▸ **INSTRUCTIONS TO FOLLOW**
Drop every picture, then transcribe the remaining data exactly.

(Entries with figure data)
- - - - -

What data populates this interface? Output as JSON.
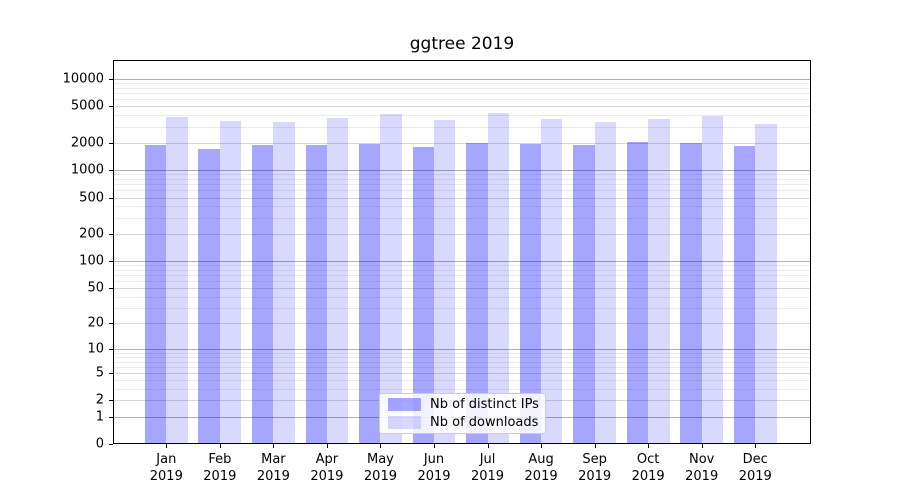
{
  "chart_data": {
    "type": "bar",
    "title": "ggtree 2019",
    "categories": [
      "Jan 2019",
      "Feb 2019",
      "Mar 2019",
      "Apr 2019",
      "May 2019",
      "Jun 2019",
      "Jul 2019",
      "Aug 2019",
      "Sep 2019",
      "Oct 2019",
      "Nov 2019",
      "Dec 2019"
    ],
    "series": [
      {
        "name": "Nb of distinct IPs",
        "color": "rgba(0,0,255,0.35)",
        "values": [
          1890,
          1720,
          1900,
          1890,
          1960,
          1810,
          2010,
          1920,
          1900,
          2040,
          1990,
          1860
        ]
      },
      {
        "name": "Nb of downloads",
        "color": "rgba(0,0,255,0.15)",
        "values": [
          3850,
          3500,
          3400,
          3750,
          4150,
          3550,
          4200,
          3650,
          3350,
          3650,
          3900,
          3250
        ]
      }
    ],
    "xlabel": "",
    "ylabel": "",
    "yscale": "log1p",
    "ylim": [
      0,
      16000
    ],
    "yticks": [
      0,
      1,
      2,
      5,
      10,
      20,
      50,
      100,
      200,
      500,
      1000,
      2000,
      5000,
      10000
    ],
    "grid": {
      "horizontal": true,
      "log_minor": true
    },
    "legend_position": "lower center",
    "style": {
      "grid_major_color": "#b0b0b0",
      "grid_mid_color": "#d7d7d7",
      "grid_minor_color": "#ebebeb",
      "axis_color": "#000000",
      "background": "#ffffff"
    }
  }
}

- - - - -

▸ **REPLY**
What data populates this interface? Output as JSON.
{
  "chart_data": {
    "type": "bar",
    "title": "ggtree 2019",
    "categories": [
      "Jan 2019",
      "Feb 2019",
      "Mar 2019",
      "Apr 2019",
      "May 2019",
      "Jun 2019",
      "Jul 2019",
      "Aug 2019",
      "Sep 2019",
      "Oct 2019",
      "Nov 2019",
      "Dec 2019"
    ],
    "series": [
      {
        "name": "Nb of distinct IPs",
        "color": "rgba(0,0,255,0.35)",
        "values": [
          1890,
          1720,
          1900,
          1890,
          1960,
          1810,
          2010,
          1920,
          1900,
          2040,
          1990,
          1860
        ]
      },
      {
        "name": "Nb of downloads",
        "color": "rgba(0,0,255,0.15)",
        "values": [
          3850,
          3500,
          3400,
          3750,
          4150,
          3550,
          4200,
          3650,
          3350,
          3650,
          3900,
          3250
        ]
      }
    ],
    "xlabel": "",
    "ylabel": "",
    "yscale": "log1p",
    "ylim": [
      0,
      16000
    ],
    "yticks": [
      0,
      1,
      2,
      5,
      10,
      20,
      50,
      100,
      200,
      500,
      1000,
      2000,
      5000,
      10000
    ],
    "grid": {
      "horizontal": true,
      "log_minor": true
    },
    "legend_position": "lower center",
    "style": {
      "grid_major_color": "#b0b0b0",
      "grid_mid_color": "#d7d7d7",
      "grid_minor_color": "#ebebeb",
      "axis_color": "#000000",
      "background": "#ffffff"
    }
  }
}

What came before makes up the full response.